» **WORK INSTRUCTIONS**:
Report only the number of lines that hold the word "color".

[Entries from a dataset]
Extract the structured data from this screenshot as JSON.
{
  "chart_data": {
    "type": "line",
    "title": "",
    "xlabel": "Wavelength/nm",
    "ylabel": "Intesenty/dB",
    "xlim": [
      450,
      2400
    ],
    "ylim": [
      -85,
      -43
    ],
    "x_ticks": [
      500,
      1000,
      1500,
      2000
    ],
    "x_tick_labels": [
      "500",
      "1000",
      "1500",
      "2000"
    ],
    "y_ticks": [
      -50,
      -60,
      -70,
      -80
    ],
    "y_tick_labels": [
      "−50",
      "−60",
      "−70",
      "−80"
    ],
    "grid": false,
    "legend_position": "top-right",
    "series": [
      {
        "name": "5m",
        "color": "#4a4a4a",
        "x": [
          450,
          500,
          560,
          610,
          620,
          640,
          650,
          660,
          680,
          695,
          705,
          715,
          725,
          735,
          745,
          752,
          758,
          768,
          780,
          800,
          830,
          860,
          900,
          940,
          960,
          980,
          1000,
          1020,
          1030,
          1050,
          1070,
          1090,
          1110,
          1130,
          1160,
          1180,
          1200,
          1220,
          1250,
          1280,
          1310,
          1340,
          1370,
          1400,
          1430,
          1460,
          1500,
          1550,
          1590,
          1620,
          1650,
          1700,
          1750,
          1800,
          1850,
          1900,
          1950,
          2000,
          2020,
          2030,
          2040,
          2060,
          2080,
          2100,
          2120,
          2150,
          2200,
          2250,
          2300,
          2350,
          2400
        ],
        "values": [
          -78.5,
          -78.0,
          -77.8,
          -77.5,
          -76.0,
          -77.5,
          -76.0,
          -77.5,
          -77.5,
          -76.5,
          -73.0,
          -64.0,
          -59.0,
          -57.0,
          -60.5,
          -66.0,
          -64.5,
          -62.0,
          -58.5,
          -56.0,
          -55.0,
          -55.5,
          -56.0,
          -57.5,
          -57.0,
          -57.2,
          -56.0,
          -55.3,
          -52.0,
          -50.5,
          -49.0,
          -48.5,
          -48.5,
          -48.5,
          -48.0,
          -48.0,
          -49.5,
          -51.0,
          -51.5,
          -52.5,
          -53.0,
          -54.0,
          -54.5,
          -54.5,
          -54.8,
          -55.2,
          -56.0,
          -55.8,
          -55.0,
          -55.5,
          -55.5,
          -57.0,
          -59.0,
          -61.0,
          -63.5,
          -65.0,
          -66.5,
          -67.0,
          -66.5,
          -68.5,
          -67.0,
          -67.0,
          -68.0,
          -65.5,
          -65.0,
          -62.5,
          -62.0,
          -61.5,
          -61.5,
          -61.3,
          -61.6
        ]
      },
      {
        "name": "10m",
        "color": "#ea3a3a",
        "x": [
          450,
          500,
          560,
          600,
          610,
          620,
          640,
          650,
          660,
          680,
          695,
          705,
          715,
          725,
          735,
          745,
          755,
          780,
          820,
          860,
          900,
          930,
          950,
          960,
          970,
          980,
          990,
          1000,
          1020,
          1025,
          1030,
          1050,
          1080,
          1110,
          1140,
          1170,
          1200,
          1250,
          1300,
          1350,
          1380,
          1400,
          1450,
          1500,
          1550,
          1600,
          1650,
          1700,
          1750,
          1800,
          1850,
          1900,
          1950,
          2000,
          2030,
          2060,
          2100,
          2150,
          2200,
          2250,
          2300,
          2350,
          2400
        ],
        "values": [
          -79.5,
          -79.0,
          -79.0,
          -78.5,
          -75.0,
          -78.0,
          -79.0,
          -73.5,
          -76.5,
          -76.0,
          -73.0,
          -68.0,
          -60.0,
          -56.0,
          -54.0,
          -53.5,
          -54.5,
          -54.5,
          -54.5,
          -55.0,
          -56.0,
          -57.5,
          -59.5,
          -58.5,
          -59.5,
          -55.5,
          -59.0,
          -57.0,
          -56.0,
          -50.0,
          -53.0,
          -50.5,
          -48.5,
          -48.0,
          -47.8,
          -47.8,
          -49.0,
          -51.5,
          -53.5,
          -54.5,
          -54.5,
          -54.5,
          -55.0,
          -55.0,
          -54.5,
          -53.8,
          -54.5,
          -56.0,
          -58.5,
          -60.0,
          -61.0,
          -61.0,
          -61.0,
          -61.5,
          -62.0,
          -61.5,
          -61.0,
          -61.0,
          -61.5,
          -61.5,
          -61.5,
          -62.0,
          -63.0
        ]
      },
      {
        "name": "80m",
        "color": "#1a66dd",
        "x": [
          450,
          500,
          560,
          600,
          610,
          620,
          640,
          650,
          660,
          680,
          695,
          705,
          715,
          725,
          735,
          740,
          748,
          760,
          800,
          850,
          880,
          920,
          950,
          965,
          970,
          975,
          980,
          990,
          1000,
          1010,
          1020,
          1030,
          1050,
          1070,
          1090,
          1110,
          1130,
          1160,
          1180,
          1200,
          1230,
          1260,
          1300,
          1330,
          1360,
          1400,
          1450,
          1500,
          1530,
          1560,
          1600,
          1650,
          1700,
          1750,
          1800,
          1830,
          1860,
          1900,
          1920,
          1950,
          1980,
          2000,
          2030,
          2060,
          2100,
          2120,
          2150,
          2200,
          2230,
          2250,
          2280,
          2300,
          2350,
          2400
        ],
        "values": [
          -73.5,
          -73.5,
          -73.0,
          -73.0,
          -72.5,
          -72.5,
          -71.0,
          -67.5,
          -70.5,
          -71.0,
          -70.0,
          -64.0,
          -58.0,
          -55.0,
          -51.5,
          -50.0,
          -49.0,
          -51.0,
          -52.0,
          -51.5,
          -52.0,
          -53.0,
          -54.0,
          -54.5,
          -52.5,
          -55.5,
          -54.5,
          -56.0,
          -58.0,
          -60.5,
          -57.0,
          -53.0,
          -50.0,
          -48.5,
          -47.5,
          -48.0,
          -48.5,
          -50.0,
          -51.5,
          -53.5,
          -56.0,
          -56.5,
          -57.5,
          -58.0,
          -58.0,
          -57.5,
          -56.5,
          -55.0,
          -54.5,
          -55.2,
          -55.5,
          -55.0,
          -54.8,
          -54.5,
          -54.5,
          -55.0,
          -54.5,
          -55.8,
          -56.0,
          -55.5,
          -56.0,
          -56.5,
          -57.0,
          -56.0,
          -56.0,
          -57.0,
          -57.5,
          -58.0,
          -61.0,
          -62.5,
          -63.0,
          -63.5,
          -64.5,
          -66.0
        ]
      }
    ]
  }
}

» **FULL RESPONSE**:
3